··· Working data ···
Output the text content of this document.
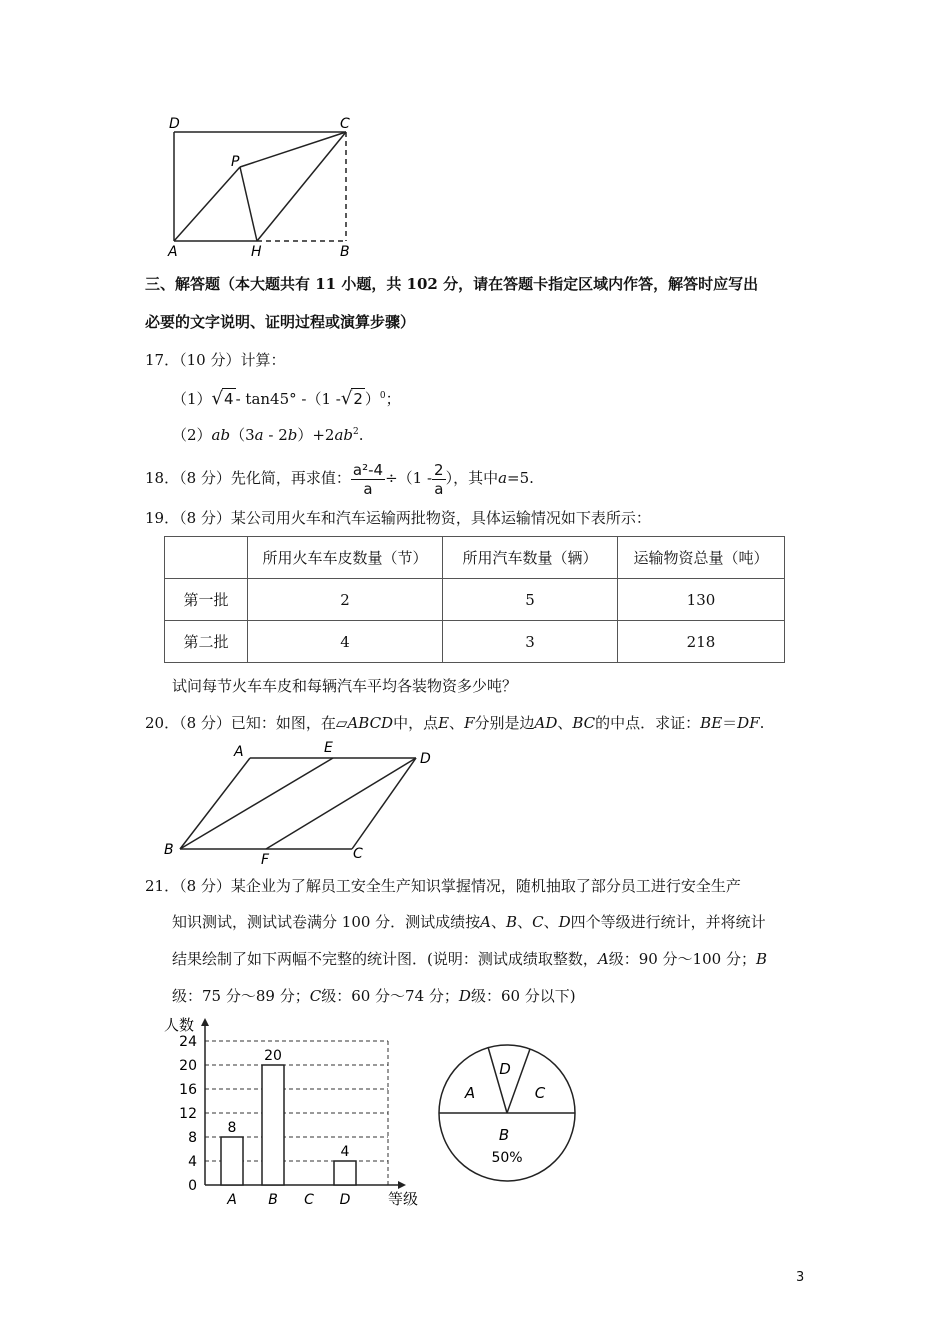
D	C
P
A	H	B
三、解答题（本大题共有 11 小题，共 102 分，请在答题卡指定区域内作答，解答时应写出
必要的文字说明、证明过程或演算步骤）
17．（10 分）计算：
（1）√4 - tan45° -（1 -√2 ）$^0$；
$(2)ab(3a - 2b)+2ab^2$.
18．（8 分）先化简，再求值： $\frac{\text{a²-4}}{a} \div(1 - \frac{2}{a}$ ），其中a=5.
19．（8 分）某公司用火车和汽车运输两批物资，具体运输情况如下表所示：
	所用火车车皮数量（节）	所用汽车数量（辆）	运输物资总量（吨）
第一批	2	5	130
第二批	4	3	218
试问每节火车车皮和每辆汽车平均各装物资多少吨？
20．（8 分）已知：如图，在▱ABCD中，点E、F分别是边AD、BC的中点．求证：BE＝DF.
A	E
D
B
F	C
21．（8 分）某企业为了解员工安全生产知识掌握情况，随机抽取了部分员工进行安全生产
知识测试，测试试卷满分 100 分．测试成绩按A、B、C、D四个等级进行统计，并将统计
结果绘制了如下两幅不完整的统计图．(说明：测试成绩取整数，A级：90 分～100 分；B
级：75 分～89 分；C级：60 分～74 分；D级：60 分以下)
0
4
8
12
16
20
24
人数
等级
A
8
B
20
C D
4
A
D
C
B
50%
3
···
··· Working data ···
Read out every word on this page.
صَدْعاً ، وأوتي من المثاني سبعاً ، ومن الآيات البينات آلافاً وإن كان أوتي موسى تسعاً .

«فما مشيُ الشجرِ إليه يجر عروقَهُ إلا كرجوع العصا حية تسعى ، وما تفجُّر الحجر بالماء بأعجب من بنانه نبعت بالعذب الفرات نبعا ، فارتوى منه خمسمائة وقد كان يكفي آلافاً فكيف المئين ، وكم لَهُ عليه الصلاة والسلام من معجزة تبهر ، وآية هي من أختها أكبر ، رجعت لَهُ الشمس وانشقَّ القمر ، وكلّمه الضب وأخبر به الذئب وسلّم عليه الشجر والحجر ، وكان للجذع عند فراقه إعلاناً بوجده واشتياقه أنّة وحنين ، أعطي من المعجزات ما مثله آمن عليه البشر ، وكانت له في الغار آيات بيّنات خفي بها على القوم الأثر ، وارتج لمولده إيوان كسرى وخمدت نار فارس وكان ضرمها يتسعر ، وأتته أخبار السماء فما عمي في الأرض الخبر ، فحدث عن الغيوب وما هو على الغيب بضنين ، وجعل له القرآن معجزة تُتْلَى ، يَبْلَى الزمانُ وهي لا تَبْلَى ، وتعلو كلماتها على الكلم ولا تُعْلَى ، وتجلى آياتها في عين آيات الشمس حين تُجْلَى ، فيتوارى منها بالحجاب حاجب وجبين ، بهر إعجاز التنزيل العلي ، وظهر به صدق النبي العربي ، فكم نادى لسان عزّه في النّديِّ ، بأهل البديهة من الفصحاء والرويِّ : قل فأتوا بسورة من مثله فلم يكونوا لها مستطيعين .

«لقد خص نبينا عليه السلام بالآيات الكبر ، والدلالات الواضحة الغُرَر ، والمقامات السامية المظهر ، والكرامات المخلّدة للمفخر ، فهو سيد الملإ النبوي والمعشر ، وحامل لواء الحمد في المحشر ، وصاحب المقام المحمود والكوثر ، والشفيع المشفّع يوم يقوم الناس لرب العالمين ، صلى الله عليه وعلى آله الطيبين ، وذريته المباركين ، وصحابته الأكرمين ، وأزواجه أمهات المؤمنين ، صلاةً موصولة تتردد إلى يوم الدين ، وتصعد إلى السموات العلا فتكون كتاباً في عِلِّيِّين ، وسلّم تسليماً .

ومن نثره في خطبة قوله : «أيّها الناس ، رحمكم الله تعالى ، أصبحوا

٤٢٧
···
··· Working data ···
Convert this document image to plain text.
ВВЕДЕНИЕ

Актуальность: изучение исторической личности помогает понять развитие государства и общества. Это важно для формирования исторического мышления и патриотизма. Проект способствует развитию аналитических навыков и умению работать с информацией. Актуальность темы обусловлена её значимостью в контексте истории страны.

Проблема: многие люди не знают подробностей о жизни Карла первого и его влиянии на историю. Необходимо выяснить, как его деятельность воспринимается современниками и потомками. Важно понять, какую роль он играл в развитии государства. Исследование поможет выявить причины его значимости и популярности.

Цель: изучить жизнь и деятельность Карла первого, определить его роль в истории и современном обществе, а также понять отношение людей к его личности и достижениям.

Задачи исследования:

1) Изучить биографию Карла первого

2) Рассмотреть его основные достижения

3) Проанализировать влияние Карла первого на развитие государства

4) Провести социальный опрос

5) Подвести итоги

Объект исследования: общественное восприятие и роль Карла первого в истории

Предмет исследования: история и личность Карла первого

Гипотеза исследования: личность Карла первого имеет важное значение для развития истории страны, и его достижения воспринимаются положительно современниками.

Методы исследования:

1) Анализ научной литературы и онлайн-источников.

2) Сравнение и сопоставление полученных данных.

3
···
> Goal
Write out every line of the entries that holds the word "Карла".

> Exercise answer
Проблема: многие люди не знают подробностей о жизни Карла первого и его влиянии на историю. Необходимо выяснить, как его деятельность воспринимается современниками и потомками. Важно понять, какую роль он играл в развитии государства. Исследование поможет выявить причины его значимости и популярности.
Цель: изучить жизнь и деятельность Карла первого, определить его роль в истории и современном обществе, а также понять отношение людей к его личности и достижениям.
1) Изучить биографию Карла первого
3) Проанализировать влияние Карла первого на развитие государства
Объект исследования: общественное восприятие и роль Карла первого в истории
Предмет исследования: история и личность Карла первого
Гипотеза исследования: личность Карла первого имеет важное значение для развития истории страны, и его достижения воспринимаются положительно современниками.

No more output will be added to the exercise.